(Visual layout annotation records)
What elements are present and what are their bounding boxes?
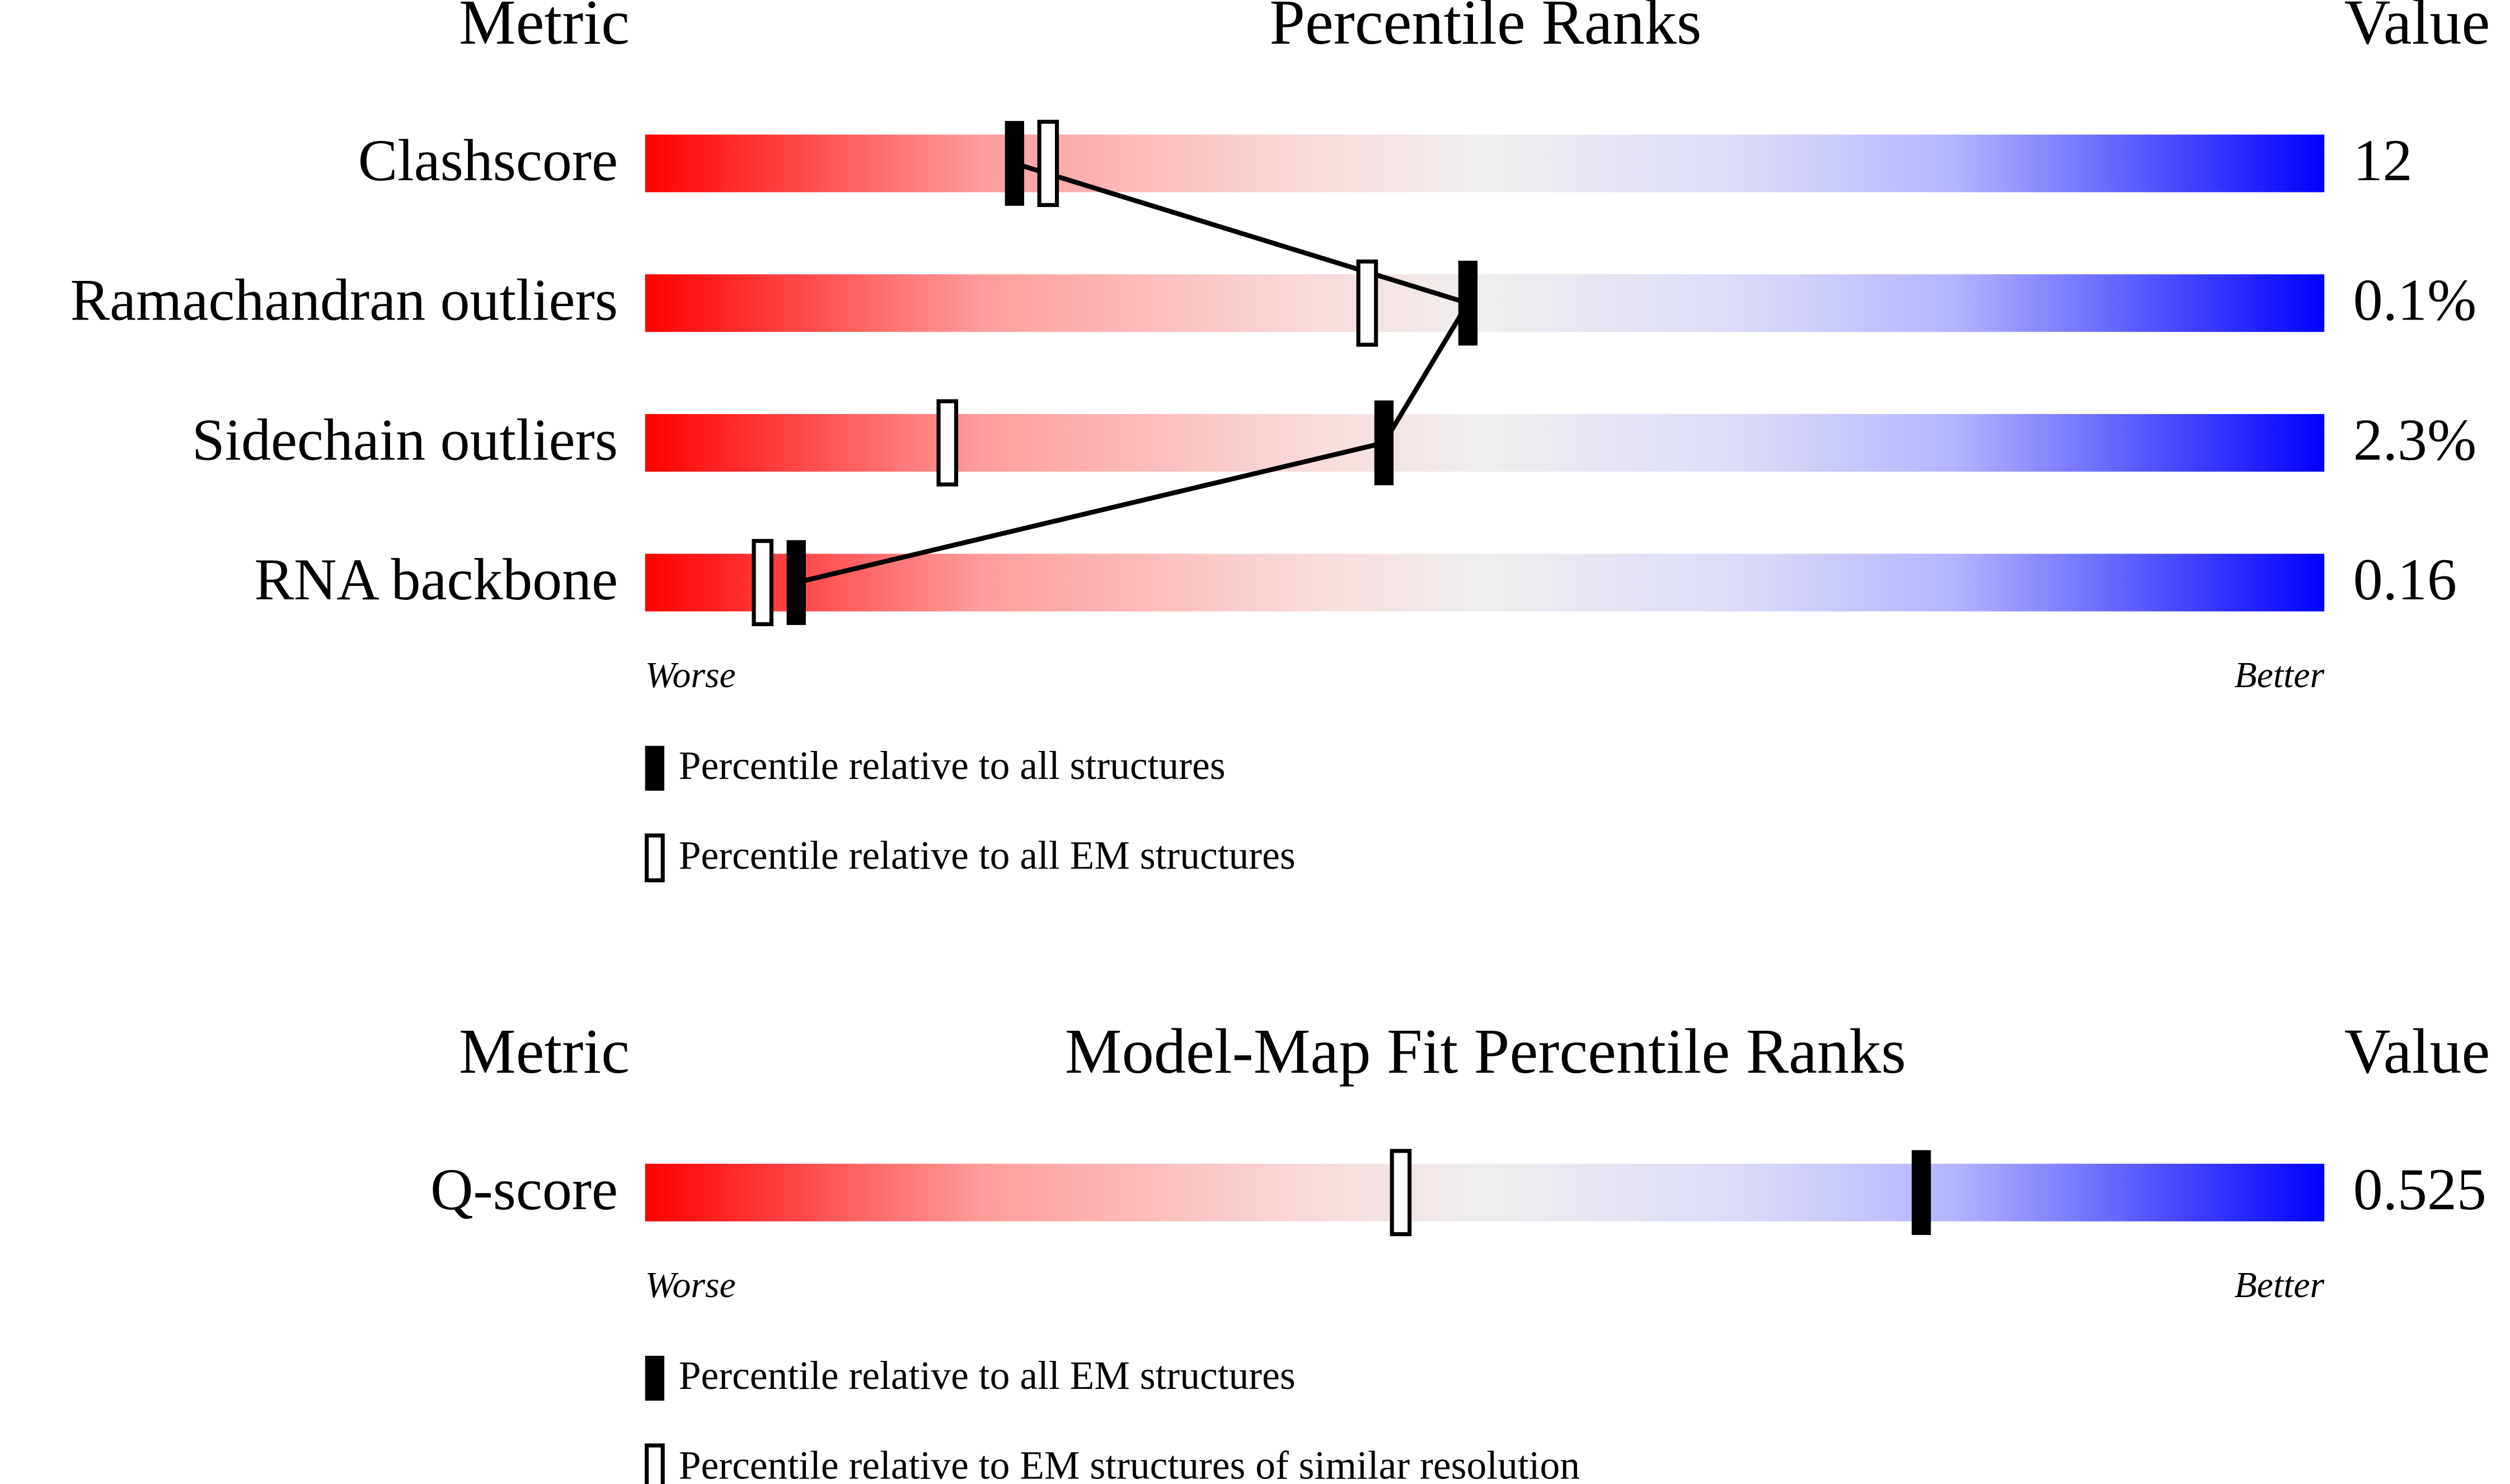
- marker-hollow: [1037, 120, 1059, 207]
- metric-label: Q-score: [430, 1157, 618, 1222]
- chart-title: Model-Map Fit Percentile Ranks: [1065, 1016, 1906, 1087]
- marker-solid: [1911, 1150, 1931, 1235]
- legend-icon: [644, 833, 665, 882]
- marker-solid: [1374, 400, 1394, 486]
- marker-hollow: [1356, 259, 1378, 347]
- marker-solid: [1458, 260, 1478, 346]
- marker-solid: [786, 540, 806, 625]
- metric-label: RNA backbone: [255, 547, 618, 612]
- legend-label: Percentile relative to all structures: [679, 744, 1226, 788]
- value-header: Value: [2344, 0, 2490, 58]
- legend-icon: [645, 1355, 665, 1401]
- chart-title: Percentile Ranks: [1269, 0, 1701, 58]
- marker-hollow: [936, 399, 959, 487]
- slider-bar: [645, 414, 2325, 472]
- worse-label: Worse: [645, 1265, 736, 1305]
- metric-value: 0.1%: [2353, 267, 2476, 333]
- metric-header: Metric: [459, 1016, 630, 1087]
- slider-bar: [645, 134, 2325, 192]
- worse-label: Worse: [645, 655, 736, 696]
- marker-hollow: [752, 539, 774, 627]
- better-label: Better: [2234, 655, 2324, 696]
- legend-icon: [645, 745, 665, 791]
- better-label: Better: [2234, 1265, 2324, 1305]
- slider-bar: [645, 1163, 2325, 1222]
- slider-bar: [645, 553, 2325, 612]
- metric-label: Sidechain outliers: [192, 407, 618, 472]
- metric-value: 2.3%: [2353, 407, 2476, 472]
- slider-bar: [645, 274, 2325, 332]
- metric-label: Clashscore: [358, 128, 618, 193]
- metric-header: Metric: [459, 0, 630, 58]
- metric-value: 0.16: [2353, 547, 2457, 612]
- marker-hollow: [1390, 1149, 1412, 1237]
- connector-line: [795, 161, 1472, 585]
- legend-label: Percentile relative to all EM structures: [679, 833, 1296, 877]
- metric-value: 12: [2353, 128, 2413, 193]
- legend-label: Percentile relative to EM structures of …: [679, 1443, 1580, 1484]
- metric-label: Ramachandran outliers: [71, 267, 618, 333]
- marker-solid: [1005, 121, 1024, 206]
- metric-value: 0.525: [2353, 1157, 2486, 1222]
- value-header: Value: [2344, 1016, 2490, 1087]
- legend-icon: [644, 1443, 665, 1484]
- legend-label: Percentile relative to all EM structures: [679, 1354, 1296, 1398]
==
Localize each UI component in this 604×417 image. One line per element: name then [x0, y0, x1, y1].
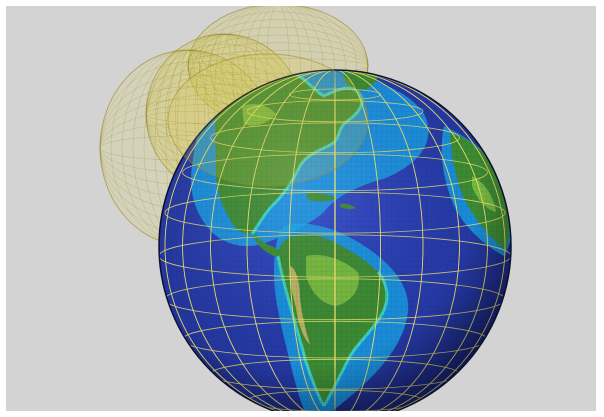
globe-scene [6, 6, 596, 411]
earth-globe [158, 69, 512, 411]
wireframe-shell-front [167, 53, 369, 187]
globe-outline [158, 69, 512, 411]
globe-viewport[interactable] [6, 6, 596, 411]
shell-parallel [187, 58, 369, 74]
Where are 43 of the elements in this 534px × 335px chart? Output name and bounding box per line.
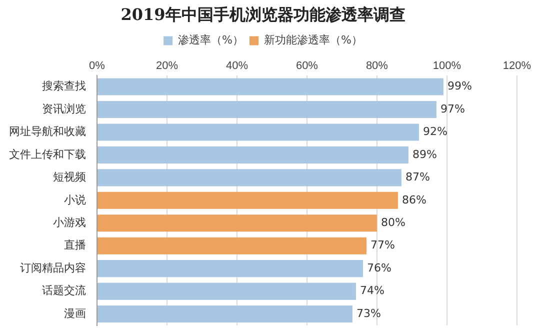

## EXERCISE DESCRIPTION
Gather every line from the listing above that contains the string "solid", treating uppercase and lowercase as distinct.

## SOLUTION FOR THIS EXERCISE
- marker-solid: [1911, 1150, 1931, 1235]
- marker-solid: [1374, 400, 1394, 486]
- marker-solid: [1458, 260, 1478, 346]
- marker-solid: [786, 540, 806, 625]
- marker-solid: [1005, 121, 1024, 206]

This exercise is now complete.